--- Begin ---

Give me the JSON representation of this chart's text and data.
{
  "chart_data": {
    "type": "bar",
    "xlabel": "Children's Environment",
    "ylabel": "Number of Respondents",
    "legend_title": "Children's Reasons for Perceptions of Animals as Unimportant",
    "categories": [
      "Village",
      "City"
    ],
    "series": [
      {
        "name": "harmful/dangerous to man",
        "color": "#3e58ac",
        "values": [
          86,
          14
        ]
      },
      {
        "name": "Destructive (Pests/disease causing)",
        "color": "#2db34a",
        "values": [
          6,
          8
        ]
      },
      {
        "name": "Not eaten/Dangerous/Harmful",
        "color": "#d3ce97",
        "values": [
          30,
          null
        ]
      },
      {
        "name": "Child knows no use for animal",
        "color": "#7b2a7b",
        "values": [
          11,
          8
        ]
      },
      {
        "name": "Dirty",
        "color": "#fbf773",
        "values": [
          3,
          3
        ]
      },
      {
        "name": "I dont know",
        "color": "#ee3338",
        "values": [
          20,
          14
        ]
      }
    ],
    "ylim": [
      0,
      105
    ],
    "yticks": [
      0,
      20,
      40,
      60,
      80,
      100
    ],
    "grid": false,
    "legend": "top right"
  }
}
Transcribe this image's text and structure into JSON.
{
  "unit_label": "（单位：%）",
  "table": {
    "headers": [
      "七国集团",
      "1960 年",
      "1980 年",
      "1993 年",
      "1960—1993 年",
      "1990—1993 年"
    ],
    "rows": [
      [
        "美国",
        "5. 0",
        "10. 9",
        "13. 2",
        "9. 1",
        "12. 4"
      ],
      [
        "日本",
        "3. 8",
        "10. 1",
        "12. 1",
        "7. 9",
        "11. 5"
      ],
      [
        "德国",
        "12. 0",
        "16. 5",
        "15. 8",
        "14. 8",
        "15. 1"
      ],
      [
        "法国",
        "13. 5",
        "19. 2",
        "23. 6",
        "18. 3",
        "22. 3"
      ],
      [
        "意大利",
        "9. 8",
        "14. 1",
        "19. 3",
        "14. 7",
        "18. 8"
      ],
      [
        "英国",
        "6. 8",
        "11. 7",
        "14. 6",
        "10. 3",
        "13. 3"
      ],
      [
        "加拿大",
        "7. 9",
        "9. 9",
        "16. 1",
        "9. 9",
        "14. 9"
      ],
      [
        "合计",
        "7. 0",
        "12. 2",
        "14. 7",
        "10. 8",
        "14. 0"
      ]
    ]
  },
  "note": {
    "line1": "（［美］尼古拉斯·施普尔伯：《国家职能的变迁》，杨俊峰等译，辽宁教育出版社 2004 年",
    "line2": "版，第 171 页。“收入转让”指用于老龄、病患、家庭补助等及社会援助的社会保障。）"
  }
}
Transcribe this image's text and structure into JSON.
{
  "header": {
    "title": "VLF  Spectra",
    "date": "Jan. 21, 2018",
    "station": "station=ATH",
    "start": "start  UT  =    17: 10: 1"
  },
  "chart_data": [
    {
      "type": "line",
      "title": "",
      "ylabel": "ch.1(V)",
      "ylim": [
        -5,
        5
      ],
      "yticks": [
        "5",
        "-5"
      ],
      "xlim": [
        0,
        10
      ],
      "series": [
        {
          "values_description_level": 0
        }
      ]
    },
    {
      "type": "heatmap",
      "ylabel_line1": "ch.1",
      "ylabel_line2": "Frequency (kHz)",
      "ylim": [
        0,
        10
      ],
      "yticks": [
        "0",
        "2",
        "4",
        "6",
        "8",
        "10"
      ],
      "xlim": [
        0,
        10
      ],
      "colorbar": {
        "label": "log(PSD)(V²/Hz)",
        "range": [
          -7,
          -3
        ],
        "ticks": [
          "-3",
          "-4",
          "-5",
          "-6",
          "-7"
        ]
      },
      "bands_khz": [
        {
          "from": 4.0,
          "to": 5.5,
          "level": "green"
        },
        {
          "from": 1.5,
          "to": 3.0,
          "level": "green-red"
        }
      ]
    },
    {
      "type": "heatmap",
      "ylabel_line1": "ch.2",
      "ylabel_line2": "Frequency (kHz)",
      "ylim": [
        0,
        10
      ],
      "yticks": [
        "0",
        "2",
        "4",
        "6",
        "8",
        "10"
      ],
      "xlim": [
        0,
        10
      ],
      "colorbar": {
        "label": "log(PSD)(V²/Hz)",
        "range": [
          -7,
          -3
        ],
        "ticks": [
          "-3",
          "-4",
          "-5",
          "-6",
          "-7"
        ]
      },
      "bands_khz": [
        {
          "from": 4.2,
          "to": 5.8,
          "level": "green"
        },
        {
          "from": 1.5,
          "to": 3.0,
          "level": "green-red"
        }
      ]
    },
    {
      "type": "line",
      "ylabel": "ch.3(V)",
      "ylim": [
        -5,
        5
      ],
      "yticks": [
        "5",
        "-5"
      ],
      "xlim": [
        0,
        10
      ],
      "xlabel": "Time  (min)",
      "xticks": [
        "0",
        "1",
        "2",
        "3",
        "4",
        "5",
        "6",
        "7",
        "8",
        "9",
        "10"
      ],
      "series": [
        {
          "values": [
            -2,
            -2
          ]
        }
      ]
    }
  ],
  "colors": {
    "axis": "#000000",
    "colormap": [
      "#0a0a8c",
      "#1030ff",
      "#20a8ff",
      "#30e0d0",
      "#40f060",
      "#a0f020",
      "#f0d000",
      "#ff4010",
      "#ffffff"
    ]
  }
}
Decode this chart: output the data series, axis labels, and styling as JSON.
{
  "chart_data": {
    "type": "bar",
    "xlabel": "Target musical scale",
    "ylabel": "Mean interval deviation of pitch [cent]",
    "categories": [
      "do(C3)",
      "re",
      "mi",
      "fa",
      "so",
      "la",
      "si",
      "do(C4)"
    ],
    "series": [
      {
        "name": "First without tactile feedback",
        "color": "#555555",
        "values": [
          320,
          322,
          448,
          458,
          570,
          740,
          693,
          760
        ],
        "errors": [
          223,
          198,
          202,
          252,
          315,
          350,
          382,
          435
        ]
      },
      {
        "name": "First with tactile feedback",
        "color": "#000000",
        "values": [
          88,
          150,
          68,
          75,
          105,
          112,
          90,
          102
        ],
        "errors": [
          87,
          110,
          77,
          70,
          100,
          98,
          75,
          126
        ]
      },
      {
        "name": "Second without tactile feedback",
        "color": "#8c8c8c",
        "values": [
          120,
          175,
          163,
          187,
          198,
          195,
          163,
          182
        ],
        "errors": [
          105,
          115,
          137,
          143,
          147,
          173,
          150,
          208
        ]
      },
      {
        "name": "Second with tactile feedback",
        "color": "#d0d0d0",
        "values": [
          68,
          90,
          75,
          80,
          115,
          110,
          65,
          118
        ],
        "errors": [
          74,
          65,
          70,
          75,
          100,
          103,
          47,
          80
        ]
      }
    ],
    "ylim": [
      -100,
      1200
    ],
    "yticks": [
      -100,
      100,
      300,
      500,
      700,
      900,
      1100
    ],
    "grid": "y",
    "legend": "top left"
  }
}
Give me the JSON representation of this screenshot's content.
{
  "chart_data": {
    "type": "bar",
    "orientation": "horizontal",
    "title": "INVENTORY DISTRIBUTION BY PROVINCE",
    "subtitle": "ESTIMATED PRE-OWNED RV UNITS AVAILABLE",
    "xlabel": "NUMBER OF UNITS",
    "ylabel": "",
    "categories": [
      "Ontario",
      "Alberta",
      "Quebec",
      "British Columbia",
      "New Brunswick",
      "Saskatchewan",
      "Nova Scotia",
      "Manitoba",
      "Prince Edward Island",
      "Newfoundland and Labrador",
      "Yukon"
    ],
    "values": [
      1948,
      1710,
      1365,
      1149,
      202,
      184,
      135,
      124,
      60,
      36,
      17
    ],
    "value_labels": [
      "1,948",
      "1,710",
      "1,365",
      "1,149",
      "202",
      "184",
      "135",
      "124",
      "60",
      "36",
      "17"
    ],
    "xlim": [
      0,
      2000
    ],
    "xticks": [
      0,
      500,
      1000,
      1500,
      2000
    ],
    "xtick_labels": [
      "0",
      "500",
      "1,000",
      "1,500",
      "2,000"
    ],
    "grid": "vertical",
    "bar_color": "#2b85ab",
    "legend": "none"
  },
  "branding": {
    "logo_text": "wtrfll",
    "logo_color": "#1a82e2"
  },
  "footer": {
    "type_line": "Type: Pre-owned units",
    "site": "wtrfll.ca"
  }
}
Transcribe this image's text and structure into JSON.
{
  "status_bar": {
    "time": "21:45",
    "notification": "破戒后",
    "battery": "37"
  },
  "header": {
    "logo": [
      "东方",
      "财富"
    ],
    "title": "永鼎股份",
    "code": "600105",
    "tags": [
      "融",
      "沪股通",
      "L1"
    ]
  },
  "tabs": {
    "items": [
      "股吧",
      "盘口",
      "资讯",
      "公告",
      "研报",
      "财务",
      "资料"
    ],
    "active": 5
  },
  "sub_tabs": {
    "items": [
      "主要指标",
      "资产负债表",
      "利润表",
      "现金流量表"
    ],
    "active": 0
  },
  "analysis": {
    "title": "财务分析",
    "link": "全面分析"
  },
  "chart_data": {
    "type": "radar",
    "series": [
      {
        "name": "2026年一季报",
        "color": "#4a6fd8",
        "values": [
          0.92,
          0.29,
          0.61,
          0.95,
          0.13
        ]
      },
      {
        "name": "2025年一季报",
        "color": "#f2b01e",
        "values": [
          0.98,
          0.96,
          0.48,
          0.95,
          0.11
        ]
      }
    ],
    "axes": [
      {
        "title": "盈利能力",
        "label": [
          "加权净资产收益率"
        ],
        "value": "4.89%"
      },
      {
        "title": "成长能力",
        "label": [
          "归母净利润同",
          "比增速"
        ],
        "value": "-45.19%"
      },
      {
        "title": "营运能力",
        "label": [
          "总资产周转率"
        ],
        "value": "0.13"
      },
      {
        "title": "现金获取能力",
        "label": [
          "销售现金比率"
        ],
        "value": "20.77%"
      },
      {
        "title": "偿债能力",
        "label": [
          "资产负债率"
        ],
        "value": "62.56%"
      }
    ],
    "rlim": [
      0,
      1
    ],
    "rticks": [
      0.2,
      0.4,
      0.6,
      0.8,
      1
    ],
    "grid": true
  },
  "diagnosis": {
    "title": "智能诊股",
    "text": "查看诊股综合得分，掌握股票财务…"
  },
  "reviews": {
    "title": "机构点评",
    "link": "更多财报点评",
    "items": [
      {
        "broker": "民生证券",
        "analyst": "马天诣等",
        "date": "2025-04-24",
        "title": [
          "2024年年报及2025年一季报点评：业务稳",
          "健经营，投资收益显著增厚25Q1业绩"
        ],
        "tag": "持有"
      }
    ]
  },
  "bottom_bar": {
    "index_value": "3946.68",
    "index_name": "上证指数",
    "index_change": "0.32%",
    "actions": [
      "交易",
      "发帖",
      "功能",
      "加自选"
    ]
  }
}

--- End ---

▶ **AIM**
From the entries above, copy each line holding "without".

▶ **ANSWER TO THIS PROBLEM**
        "name": "First without tactile feedback",
        "name": "Second without tactile feedback",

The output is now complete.